--- Start of Supplied entries ---

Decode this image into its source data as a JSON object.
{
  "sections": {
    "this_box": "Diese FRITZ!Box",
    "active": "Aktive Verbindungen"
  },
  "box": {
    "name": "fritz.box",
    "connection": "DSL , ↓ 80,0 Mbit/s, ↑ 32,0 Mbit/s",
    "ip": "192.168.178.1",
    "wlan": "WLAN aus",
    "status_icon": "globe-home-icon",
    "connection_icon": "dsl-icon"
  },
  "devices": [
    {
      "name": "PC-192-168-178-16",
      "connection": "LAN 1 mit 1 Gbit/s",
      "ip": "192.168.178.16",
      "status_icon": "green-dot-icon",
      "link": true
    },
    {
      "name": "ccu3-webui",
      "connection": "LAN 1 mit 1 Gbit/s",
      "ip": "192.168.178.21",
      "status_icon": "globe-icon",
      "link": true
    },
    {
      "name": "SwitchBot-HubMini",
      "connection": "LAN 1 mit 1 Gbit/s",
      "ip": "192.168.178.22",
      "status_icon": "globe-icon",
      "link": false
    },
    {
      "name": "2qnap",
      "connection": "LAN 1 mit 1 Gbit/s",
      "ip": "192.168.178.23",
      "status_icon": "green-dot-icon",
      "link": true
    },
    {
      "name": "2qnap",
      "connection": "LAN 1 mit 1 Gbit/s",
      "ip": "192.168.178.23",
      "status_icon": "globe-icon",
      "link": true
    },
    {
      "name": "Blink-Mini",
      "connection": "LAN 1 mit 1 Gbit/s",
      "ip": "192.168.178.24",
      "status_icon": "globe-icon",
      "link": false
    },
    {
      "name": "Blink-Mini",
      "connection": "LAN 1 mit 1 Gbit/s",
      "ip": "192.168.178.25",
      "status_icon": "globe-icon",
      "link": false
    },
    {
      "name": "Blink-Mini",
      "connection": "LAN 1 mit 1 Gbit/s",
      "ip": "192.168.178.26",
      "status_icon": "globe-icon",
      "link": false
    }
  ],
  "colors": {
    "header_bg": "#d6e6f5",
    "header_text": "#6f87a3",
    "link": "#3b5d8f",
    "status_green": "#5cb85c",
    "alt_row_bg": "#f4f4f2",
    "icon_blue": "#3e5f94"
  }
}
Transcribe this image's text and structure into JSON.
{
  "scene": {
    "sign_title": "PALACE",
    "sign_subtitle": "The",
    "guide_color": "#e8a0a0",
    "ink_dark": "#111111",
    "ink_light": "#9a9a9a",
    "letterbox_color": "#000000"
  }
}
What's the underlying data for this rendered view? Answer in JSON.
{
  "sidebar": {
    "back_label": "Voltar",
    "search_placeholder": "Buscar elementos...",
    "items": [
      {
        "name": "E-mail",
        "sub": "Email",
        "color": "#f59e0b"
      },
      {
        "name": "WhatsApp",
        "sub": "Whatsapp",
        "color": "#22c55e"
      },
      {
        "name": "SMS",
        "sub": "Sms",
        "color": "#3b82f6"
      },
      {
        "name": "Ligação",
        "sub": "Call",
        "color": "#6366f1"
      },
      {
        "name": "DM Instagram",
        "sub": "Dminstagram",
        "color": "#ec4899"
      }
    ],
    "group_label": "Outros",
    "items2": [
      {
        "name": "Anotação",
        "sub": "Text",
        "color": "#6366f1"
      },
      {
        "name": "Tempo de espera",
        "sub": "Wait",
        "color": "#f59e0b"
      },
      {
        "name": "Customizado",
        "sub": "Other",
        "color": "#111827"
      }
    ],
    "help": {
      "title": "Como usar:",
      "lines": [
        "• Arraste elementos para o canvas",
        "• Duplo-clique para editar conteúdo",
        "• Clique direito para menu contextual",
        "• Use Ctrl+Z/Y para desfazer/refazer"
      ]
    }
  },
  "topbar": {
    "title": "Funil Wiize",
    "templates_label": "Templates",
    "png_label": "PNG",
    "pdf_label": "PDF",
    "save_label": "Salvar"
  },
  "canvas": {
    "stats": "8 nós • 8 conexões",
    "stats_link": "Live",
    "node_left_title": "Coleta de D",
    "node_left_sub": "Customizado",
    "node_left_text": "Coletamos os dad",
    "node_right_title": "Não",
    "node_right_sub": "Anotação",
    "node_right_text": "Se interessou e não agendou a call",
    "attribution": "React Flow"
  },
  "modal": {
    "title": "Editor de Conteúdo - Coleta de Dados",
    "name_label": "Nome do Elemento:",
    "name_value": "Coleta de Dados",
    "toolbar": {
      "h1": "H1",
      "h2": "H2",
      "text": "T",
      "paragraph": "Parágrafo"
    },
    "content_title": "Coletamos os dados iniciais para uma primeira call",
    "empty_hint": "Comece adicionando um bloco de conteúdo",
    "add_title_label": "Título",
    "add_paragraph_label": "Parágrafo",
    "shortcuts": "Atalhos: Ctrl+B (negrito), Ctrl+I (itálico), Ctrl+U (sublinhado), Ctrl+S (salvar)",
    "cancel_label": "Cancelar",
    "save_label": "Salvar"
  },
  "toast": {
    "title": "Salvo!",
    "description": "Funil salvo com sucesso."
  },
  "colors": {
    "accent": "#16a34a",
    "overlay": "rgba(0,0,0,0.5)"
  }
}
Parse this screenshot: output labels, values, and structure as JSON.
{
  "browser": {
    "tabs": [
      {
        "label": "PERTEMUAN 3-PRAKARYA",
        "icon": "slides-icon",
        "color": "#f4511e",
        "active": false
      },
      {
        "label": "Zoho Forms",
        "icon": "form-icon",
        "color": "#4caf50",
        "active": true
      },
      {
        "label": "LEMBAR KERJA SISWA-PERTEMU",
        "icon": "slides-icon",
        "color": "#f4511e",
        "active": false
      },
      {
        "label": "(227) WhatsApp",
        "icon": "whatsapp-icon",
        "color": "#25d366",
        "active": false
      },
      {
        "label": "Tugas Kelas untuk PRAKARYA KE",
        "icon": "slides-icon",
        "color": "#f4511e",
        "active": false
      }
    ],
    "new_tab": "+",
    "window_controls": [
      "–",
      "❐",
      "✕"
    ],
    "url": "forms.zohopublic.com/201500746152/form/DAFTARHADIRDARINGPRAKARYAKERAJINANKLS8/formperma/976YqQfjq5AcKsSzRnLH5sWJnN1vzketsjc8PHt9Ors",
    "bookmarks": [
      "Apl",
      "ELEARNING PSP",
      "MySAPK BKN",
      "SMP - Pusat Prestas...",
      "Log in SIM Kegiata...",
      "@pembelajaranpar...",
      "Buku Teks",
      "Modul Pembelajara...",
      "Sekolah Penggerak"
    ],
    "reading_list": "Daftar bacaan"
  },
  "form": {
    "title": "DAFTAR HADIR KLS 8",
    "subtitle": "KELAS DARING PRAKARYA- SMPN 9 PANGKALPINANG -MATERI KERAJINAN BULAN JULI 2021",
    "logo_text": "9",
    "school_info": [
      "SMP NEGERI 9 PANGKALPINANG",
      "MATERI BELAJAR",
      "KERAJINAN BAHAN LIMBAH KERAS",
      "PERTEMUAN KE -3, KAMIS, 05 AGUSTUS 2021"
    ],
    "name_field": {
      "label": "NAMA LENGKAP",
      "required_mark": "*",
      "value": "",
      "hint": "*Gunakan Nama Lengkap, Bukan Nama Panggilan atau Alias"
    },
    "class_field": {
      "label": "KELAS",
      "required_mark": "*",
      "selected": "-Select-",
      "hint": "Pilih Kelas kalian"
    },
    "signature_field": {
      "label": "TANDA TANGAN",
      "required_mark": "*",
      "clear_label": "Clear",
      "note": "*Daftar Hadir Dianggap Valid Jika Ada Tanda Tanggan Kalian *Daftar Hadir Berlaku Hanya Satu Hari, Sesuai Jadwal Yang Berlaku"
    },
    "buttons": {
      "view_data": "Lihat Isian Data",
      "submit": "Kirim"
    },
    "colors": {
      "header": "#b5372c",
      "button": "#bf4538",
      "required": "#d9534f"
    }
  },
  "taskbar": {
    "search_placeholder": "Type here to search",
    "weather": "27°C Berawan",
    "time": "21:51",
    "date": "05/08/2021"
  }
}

--- End of Supplied entries ---

Problem description: Identify the lines in the entries that hold "Customizado" and return each one.

Final result:
        "name": "Customizado",
    "node_left_sub": "Customizado",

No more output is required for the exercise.